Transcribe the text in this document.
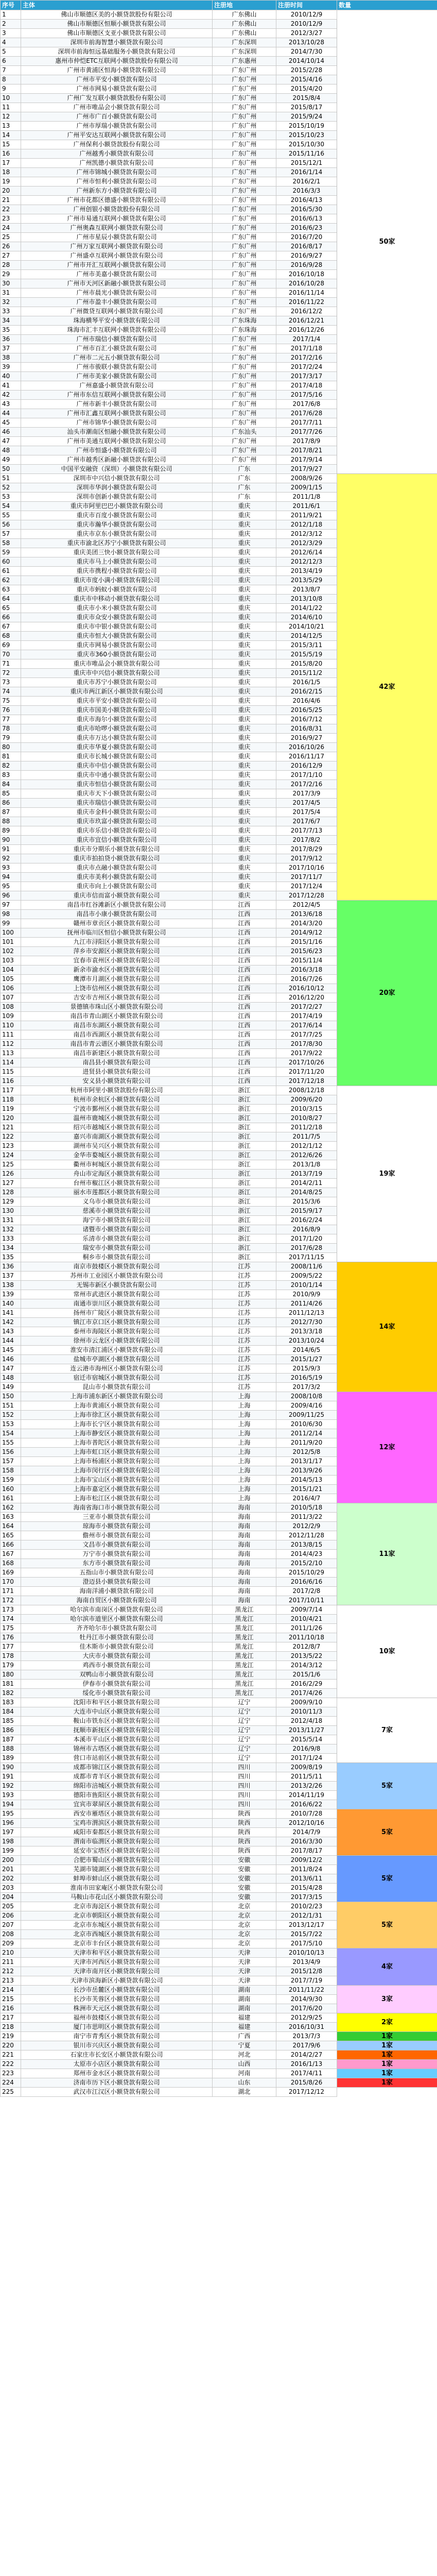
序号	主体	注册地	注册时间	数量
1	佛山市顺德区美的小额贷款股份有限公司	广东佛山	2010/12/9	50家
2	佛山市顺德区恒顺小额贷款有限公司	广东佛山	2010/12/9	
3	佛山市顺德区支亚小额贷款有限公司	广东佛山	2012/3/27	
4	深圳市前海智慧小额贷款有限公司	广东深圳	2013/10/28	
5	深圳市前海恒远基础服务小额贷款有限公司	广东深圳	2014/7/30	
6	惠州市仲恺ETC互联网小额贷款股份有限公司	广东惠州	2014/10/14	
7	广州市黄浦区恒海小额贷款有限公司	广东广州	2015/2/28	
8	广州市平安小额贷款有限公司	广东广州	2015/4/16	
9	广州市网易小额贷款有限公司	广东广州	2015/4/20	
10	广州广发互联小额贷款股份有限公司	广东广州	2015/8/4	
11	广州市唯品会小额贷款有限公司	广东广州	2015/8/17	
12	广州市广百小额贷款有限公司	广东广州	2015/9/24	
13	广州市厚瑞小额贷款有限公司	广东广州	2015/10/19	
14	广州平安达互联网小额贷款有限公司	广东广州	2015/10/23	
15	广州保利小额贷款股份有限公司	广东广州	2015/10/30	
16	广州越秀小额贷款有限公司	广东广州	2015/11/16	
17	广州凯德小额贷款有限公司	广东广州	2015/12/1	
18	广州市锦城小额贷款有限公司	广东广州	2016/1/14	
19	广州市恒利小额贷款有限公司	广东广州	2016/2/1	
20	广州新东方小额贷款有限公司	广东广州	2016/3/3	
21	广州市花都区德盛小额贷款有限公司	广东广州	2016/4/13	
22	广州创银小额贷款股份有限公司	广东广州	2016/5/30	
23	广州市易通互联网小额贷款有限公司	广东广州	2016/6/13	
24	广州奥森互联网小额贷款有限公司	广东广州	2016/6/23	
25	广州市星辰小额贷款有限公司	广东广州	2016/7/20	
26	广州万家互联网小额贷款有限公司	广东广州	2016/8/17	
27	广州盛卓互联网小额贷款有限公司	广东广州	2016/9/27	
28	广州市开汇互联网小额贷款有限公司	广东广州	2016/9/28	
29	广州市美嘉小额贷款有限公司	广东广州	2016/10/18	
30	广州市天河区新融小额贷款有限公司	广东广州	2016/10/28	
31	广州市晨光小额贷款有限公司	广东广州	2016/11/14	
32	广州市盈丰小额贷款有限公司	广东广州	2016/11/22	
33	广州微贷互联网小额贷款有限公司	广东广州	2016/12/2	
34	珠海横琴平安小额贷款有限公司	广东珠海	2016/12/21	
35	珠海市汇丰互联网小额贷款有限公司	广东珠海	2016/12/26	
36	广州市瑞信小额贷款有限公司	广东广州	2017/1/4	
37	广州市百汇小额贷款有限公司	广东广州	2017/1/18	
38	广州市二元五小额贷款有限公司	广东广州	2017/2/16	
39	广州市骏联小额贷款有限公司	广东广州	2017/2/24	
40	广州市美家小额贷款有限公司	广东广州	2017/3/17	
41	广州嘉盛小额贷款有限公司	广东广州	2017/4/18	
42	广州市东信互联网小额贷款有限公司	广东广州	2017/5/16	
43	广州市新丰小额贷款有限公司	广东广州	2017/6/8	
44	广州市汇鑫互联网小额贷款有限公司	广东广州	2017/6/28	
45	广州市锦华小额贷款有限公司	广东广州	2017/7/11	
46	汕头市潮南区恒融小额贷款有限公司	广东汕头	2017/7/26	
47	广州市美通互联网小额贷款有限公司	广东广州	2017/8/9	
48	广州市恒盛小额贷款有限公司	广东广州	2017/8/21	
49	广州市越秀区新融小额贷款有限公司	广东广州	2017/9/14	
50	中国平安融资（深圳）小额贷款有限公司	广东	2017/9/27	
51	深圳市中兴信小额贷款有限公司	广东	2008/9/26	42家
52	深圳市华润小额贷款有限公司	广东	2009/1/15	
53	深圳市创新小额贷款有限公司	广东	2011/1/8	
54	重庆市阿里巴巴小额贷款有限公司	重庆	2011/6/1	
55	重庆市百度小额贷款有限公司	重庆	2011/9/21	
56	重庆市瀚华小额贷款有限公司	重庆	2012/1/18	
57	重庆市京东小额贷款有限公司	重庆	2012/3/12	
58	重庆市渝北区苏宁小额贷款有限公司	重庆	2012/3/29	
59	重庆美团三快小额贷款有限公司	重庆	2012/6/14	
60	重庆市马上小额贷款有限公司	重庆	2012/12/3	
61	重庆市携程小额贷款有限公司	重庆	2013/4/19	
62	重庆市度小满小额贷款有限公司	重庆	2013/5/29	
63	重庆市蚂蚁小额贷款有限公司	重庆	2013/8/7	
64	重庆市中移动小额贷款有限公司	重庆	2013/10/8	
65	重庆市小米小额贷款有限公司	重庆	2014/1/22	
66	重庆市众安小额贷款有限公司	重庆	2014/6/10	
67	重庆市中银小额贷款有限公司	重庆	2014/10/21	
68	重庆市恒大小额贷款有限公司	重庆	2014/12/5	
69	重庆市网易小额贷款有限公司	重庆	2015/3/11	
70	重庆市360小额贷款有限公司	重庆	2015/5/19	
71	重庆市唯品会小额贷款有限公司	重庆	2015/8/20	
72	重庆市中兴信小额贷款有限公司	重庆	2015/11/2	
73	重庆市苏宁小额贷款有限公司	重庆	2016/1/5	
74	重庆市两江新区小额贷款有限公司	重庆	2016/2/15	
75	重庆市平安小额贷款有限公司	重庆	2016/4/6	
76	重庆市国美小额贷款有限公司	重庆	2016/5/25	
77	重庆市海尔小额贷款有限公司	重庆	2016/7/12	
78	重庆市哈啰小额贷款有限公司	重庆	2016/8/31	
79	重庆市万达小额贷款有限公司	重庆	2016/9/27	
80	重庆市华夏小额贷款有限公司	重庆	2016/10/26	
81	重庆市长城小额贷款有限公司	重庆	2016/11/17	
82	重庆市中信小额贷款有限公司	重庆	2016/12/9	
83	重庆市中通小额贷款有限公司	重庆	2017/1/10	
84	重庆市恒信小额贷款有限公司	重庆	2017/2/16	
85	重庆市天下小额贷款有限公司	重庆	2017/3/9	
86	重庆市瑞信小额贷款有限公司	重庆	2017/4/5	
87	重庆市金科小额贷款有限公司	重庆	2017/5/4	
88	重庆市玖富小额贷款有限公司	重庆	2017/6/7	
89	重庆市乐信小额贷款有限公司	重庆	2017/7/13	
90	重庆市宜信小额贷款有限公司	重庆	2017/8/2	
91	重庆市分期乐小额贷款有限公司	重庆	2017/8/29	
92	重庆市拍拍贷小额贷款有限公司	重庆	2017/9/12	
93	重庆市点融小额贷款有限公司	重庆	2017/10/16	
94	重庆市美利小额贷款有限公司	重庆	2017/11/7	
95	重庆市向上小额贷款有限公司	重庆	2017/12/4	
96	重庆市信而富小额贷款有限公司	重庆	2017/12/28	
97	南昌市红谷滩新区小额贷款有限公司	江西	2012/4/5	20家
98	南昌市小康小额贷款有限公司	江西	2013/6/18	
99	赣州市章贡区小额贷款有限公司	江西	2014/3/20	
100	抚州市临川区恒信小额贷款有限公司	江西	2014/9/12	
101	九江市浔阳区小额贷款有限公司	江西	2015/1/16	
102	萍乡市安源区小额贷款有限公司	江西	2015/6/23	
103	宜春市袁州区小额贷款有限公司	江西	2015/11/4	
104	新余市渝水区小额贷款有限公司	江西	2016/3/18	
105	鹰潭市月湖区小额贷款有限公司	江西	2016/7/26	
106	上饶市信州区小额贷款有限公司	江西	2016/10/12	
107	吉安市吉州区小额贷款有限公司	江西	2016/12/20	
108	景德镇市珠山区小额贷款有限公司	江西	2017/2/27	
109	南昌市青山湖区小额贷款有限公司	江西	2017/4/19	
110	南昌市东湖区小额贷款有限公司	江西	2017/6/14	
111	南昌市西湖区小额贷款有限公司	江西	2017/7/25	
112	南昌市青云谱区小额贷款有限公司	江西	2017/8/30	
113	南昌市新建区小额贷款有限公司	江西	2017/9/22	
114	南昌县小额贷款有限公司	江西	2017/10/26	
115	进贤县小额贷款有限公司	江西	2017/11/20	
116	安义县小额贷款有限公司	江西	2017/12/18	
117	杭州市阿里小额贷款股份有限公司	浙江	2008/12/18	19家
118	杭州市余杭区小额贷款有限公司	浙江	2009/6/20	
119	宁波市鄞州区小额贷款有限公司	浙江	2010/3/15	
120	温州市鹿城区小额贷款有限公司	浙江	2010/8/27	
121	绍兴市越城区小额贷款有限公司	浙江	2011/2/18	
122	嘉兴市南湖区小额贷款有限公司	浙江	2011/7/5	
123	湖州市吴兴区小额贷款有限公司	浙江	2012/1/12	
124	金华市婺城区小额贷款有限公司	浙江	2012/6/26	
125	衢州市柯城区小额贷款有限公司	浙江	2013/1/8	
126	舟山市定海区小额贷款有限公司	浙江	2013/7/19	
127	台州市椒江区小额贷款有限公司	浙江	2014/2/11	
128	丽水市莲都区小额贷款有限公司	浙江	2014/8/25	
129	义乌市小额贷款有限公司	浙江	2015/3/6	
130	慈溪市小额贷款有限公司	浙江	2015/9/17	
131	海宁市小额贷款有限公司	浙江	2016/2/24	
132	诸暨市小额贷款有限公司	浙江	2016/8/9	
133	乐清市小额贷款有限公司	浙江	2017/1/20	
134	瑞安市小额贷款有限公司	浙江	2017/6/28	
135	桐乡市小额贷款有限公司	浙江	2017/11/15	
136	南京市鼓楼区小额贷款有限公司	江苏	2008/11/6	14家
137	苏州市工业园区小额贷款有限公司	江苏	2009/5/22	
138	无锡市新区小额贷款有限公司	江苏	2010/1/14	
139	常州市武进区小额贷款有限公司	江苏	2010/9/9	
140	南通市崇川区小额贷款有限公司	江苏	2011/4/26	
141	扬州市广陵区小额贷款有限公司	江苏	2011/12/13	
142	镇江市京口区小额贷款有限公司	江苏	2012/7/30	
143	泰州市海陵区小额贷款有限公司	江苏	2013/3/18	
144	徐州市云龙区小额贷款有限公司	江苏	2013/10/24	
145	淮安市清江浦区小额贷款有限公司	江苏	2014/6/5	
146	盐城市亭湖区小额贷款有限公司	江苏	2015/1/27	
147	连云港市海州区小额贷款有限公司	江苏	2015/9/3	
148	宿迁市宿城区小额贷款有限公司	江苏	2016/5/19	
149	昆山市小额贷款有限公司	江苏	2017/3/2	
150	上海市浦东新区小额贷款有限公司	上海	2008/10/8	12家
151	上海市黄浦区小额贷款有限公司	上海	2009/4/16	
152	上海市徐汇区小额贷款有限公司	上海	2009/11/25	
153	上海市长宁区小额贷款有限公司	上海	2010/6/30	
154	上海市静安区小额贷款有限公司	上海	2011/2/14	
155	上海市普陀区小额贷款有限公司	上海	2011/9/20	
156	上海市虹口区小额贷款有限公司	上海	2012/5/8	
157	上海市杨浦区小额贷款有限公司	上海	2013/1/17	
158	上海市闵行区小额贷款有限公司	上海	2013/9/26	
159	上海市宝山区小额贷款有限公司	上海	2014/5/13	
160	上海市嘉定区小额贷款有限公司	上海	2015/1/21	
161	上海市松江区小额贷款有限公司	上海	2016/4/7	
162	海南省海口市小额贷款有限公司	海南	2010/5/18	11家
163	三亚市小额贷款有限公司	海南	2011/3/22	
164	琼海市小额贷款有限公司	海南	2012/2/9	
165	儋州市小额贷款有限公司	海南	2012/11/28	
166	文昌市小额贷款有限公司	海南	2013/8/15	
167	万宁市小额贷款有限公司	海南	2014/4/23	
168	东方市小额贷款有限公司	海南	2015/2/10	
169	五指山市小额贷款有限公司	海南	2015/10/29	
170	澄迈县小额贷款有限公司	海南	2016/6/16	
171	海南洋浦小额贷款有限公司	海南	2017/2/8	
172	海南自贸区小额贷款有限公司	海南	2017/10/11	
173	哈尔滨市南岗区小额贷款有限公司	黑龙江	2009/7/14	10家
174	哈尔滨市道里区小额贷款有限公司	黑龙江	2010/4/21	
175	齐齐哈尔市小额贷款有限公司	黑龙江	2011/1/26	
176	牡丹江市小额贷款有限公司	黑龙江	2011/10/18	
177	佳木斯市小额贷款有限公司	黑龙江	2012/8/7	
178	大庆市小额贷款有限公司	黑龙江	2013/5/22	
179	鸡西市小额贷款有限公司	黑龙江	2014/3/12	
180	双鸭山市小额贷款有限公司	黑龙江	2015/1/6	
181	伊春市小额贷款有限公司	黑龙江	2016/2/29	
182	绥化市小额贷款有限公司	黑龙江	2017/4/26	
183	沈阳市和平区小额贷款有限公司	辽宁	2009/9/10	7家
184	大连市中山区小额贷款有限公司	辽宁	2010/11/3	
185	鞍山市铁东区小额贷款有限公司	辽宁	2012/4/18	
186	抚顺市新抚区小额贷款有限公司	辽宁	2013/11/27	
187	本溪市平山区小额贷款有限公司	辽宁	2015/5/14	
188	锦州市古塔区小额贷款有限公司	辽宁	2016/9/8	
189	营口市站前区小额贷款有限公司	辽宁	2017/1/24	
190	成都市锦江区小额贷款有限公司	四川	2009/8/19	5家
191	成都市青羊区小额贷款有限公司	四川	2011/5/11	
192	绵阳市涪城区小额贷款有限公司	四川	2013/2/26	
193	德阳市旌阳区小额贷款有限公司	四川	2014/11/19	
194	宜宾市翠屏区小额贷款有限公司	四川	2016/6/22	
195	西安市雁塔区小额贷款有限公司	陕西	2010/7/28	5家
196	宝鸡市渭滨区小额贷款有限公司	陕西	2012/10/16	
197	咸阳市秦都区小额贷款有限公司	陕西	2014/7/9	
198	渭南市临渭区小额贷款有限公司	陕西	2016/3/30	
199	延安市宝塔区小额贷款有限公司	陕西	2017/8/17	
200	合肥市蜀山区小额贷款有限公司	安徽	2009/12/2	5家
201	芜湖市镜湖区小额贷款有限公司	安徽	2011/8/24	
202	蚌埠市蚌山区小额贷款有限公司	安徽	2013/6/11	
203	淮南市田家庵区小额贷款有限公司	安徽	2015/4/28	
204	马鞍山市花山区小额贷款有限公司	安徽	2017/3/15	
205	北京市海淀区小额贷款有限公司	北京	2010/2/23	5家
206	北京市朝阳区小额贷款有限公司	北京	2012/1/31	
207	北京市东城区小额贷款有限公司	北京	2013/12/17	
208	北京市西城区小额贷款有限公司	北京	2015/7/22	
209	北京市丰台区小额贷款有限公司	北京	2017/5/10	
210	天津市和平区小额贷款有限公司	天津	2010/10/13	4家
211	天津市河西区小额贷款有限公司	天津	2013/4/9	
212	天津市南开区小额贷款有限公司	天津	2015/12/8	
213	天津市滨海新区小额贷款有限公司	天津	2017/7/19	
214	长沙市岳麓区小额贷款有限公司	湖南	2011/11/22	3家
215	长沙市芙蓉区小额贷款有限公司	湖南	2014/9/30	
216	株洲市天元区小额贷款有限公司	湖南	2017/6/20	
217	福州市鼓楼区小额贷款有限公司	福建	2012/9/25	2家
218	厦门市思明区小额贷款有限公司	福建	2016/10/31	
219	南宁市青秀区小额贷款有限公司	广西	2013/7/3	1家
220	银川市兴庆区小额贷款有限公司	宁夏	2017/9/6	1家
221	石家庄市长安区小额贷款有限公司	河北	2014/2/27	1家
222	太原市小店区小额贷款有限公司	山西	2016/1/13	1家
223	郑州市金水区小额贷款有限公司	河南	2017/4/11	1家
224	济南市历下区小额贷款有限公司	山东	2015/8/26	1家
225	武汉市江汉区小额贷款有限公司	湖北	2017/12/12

|---|

> _Task brief_
Within the listing above, find every line containing the string "广东珠海" and return it.

> _Answer below_
34	珠海横琴平安小额贷款有限公司	广东珠海	2016/12/21	
35	珠海市汇丰互联网小额贷款有限公司	广东珠海	2016/12/26	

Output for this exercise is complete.